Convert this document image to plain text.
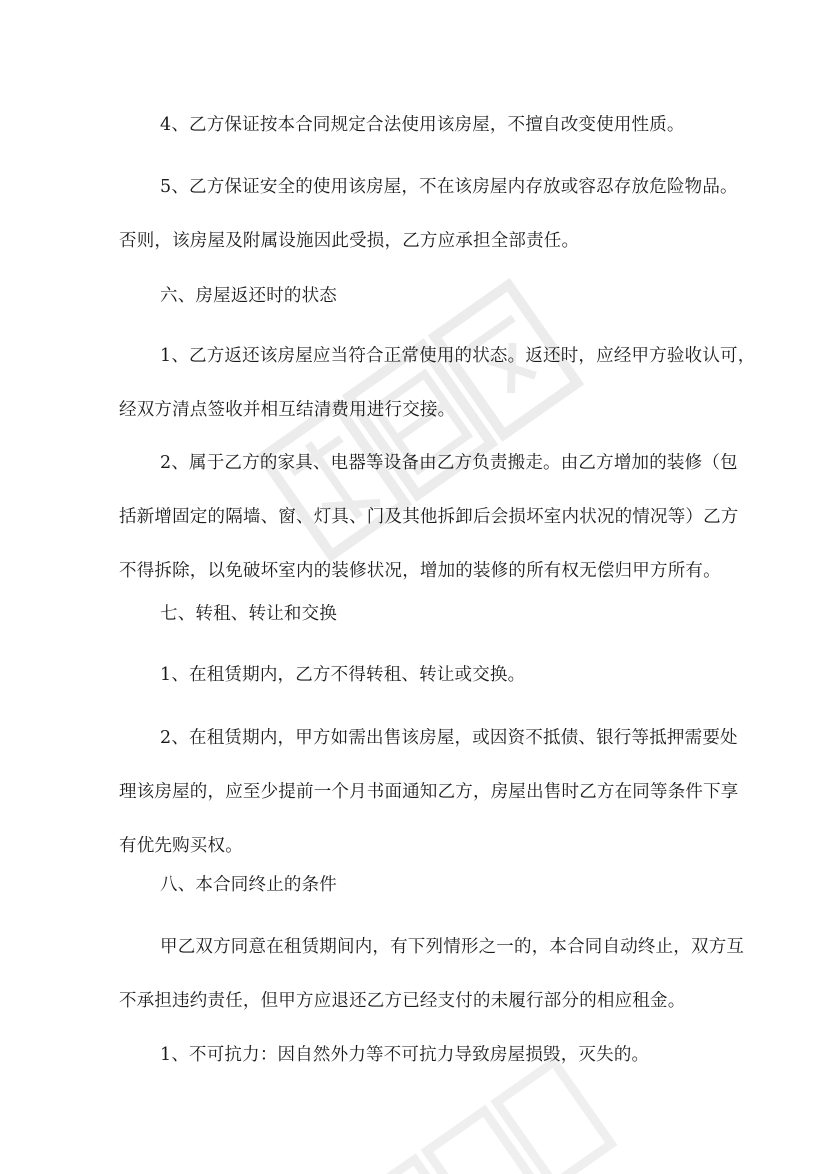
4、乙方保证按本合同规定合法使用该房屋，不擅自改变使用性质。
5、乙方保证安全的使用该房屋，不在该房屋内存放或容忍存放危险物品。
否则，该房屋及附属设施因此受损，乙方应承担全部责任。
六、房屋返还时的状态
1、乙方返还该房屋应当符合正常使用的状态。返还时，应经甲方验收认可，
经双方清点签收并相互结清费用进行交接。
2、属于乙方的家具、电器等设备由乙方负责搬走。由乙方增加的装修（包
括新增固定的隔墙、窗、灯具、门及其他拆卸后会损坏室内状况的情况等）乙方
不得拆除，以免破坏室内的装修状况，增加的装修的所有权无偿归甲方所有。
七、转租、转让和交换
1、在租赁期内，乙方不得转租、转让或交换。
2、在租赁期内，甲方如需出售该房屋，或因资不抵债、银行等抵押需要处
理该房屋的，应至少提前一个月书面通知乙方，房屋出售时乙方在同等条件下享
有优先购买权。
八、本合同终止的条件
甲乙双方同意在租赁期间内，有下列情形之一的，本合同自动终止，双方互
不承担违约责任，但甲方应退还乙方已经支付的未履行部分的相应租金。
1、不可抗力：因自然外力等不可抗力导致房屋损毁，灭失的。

───

Request — Set down every record once more, word for word, without pictures.

Reply —
Convert this document image to plain text.
4、乙方保证按本合同规定合法使用该房屋，不擅自改变使用性质。
5、乙方保证安全的使用该房屋，不在该房屋内存放或容忍存放危险物品。
否则，该房屋及附属设施因此受损，乙方应承担全部责任。
六、房屋返还时的状态
1、乙方返还该房屋应当符合正常使用的状态。返还时，应经甲方验收认可，
经双方清点签收并相互结清费用进行交接。
2、属于乙方的家具、电器等设备由乙方负责搬走。由乙方增加的装修（包
括新增固定的隔墙、窗、灯具、门及其他拆卸后会损坏室内状况的情况等）乙方
不得拆除，以免破坏室内的装修状况，增加的装修的所有权无偿归甲方所有。
七、转租、转让和交换
1、在租赁期内，乙方不得转租、转让或交换。
2、在租赁期内，甲方如需出售该房屋，或因资不抵债、银行等抵押需要处
理该房屋的，应至少提前一个月书面通知乙方，房屋出售时乙方在同等条件下享
有优先购买权。
八、本合同终止的条件
甲乙双方同意在租赁期间内，有下列情形之一的，本合同自动终止，双方互
不承担违约责任，但甲方应退还乙方已经支付的未履行部分的相应租金。
1、不可抗力：因自然外力等不可抗力导致房屋损毁，灭失的。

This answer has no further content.